*** DATASET

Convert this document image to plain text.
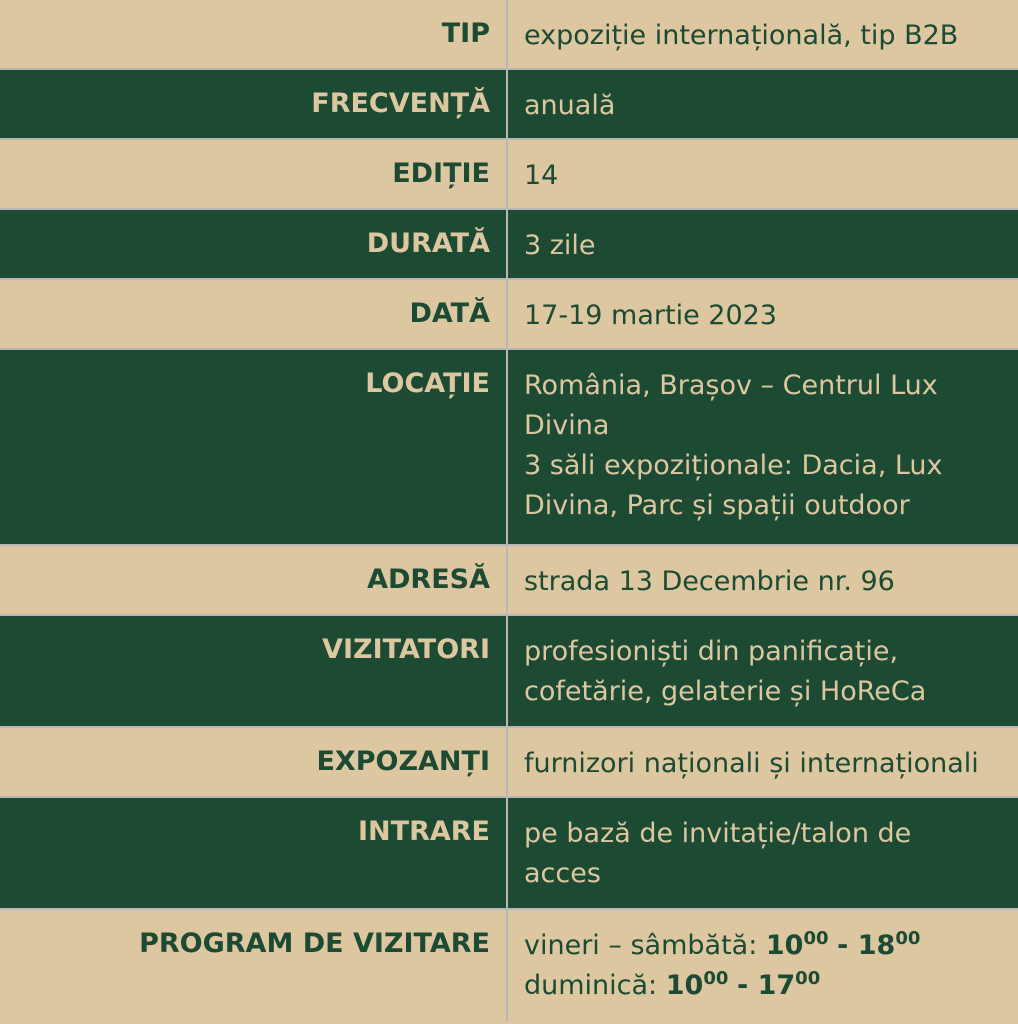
TIP	expoziție internațională, tip B2B
FRECVENȚĂ	anuală
EDIȚIE	14
DURATĂ	3 zile
DATĂ	17-19 martie 2023
LOCAȚIE	România, Brașov – Centrul Lux
Divina
3 săli expoziționale: Dacia, Lux
Divina, Parc și spații outdoor
ADRESĂ	strada 13 Decembrie nr. 96
VIZITATORI	profesioniști din panificație,
cofetărie, gelaterie și HoReCa
EXPOZANȚI	furnizori naționali și internaționali
INTRARE	pe bază de invitație/talon de
acces
PROGRAM DE VIZITARE	vineri – sâmbătă: $10^{00} - 18^{00}$
duminică: $10^{00} - 17^{00}$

******

» **WHAT TO WORK ON**: Transcribe every record above exactly, leaving out the pictures.

» **TASK OUTPUT**:
Convert this document image to plain text.
TIP	expoziție internațională, tip B2B
FRECVENȚĂ	anuală
EDIȚIE	14
DURATĂ	3 zile
DATĂ	17-19 martie 2023
LOCAȚIE	România, Brașov – Centrul Lux
Divina
3 săli expoziționale: Dacia, Lux
Divina, Parc și spații outdoor
ADRESĂ	strada 13 Decembrie nr. 96
VIZITATORI	profesioniști din panificație,
cofetărie, gelaterie și HoReCa
EXPOZANȚI	furnizori naționali și internaționali
INTRARE	pe bază de invitație/talon de
acces
PROGRAM DE VIZITARE	vineri – sâmbătă: $10^{00} - 18^{00}$
duminică: $10^{00} - 17^{00}$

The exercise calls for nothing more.